-- begin The records --

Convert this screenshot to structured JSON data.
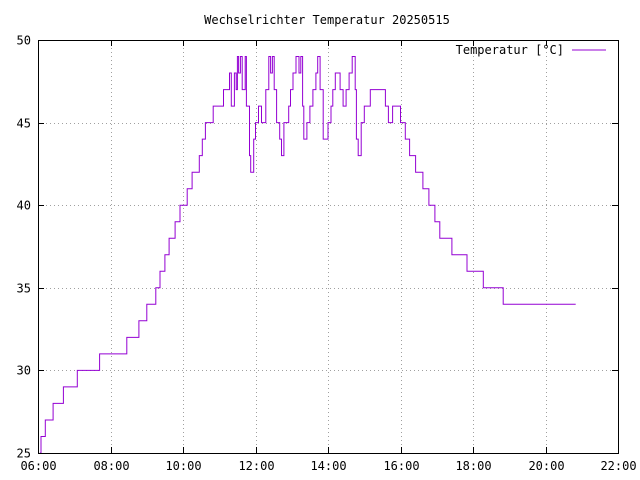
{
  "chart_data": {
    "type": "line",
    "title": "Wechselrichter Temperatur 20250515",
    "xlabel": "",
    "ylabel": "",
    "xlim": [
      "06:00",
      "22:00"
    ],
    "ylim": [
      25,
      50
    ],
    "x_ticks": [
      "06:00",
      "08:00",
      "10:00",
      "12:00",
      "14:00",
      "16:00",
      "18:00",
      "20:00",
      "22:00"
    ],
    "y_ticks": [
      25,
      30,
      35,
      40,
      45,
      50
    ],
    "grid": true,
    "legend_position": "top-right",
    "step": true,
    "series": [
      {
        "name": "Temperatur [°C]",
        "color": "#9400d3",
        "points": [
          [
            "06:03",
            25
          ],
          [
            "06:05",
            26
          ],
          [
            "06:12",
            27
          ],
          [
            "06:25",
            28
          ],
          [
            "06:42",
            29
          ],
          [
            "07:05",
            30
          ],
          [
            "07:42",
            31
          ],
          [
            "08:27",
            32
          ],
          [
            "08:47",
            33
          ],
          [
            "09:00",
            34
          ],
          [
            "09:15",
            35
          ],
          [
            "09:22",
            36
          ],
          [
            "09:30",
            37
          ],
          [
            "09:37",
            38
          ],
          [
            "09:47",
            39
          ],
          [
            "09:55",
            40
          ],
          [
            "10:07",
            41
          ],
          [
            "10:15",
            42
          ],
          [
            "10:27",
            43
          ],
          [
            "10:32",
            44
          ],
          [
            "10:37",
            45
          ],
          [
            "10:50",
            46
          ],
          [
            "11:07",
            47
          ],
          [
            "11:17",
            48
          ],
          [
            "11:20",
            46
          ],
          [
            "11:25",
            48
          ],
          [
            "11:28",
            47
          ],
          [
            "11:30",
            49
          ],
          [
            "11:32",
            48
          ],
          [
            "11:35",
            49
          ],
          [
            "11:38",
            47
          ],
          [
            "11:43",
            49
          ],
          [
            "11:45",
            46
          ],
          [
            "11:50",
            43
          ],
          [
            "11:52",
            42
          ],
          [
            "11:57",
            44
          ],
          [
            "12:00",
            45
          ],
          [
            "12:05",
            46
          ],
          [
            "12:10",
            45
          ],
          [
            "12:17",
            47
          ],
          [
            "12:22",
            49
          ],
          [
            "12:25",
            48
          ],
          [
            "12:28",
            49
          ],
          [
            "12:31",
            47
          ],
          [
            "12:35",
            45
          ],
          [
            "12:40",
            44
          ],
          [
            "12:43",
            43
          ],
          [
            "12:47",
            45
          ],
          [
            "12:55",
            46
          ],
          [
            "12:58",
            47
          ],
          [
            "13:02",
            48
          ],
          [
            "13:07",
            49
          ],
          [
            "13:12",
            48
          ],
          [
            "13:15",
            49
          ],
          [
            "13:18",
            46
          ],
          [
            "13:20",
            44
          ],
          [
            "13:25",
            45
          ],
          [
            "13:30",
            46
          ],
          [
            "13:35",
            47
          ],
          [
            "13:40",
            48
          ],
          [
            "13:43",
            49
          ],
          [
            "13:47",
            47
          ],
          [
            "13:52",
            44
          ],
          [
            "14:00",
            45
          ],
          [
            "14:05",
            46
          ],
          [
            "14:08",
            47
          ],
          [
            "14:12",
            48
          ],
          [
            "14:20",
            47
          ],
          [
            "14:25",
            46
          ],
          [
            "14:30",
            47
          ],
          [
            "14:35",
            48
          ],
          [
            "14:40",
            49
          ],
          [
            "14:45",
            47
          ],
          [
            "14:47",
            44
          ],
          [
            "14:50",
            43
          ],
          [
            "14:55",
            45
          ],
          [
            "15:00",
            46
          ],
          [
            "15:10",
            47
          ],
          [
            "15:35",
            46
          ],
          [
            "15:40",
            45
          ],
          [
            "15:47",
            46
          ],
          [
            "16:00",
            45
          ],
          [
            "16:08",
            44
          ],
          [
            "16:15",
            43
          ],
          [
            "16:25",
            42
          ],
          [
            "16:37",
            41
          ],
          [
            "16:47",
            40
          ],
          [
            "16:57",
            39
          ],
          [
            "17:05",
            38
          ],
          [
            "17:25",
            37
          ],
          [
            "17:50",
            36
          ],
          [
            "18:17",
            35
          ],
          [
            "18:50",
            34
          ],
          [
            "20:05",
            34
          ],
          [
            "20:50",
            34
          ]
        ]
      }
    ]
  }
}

-- end The records --

### [Exercise directions]
Determine how many lines of the listing above hold the word "Temperatur". Report that number without anything else.

### [Correct response]
2